[Start Task data]
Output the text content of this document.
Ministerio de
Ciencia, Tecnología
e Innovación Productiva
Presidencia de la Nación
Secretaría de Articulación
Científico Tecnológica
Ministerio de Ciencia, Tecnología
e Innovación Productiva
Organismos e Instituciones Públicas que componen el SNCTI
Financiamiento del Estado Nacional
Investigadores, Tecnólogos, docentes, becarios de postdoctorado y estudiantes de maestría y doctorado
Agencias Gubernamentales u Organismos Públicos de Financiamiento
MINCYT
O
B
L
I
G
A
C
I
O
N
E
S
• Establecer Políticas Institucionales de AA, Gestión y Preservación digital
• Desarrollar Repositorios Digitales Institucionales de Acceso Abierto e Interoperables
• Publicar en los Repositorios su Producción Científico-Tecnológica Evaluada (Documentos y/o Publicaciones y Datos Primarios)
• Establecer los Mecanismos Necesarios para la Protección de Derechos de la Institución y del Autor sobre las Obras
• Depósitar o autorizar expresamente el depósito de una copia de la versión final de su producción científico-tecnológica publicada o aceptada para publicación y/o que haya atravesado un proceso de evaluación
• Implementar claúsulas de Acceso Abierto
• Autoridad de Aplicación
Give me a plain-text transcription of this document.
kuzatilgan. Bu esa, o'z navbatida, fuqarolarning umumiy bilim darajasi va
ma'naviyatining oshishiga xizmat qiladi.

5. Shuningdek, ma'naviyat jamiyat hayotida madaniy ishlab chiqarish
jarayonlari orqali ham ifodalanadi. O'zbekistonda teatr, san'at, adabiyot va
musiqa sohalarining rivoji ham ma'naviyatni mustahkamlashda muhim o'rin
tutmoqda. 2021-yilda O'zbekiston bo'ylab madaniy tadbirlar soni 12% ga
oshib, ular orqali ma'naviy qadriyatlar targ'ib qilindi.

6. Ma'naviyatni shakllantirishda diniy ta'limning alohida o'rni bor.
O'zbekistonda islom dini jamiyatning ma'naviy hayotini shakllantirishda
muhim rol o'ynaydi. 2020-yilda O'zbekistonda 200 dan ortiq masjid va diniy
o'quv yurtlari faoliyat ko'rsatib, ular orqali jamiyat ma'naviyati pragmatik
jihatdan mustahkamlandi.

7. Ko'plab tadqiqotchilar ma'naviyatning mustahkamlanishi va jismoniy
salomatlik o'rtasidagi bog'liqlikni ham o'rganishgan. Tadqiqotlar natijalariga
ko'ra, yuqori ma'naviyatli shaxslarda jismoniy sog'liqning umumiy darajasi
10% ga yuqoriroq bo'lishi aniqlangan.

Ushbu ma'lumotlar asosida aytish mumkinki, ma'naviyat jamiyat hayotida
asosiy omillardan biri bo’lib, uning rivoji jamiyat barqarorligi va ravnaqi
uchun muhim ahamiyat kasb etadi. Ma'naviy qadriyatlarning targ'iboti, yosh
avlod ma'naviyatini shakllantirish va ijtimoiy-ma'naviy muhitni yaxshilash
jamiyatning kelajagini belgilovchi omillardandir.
[End Task data]
__Short problem__. The records above must be repeated exactly, every one of them.

__Completed task__.
Output the text content of this document.
Ministerio de
Ciencia, Tecnología
e Innovación Productiva
Presidencia de la Nación
Secretaría de Articulación
Científico Tecnológica
Ministerio de Ciencia, Tecnología
e Innovación Productiva
Organismos e Instituciones Públicas que componen el SNCTI
Financiamiento del Estado Nacional
Investigadores, Tecnólogos, docentes, becarios de postdoctorado y estudiantes de maestría y doctorado
Agencias Gubernamentales u Organismos Públicos de Financiamiento
MINCYT
O
B
L
I
G
A
C
I
O
N
E
S
• Establecer Políticas Institucionales de AA, Gestión y Preservación digital
• Desarrollar Repositorios Digitales Institucionales de Acceso Abierto e Interoperables
• Publicar en los Repositorios su Producción Científico-Tecnológica Evaluada (Documentos y/o Publicaciones y Datos Primarios)
• Establecer los Mecanismos Necesarios para la Protección de Derechos de la Institución y del Autor sobre las Obras
• Depósitar o autorizar expresamente el depósito de una copia de la versión final de su producción científico-tecnológica publicada o aceptada para publicación y/o que haya atravesado un proceso de evaluación
• Implementar claúsulas de Acceso Abierto
• Autoridad de Aplicación
Give me a plain-text transcription of this document.
kuzatilgan. Bu esa, o'z navbatida, fuqarolarning umumiy bilim darajasi va
ma'naviyatining oshishiga xizmat qiladi.

5. Shuningdek, ma'naviyat jamiyat hayotida madaniy ishlab chiqarish
jarayonlari orqali ham ifodalanadi. O'zbekistonda teatr, san'at, adabiyot va
musiqa sohalarining rivoji ham ma'naviyatni mustahkamlashda muhim o'rin
tutmoqda. 2021-yilda O'zbekiston bo'ylab madaniy tadbirlar soni 12% ga
oshib, ular orqali ma'naviy qadriyatlar targ'ib qilindi.

6. Ma'naviyatni shakllantirishda diniy ta'limning alohida o'rni bor.
O'zbekistonda islom dini jamiyatning ma'naviy hayotini shakllantirishda
muhim rol o'ynaydi. 2020-yilda O'zbekistonda 200 dan ortiq masjid va diniy
o'quv yurtlari faoliyat ko'rsatib, ular orqali jamiyat ma'naviyati pragmatik
jihatdan mustahkamlandi.

7. Ko'plab tadqiqotchilar ma'naviyatning mustahkamlanishi va jismoniy
salomatlik o'rtasidagi bog'liqlikni ham o'rganishgan. Tadqiqotlar natijalariga
ko'ra, yuqori ma'naviyatli shaxslarda jismoniy sog'liqning umumiy darajasi
10% ga yuqoriroq bo'lishi aniqlangan.

Ushbu ma'lumotlar asosida aytish mumkinki, ma'naviyat jamiyat hayotida
asosiy omillardan biri bo’lib, uning rivoji jamiyat barqarorligi va ravnaqi
uchun muhim ahamiyat kasb etadi. Ma'naviy qadriyatlarning targ'iboti, yosh
avlod ma'naviyatini shakllantirish va ijtimoiy-ma'naviy muhitni yaxshilash
jamiyatning kelajagini belgilovchi omillardandir.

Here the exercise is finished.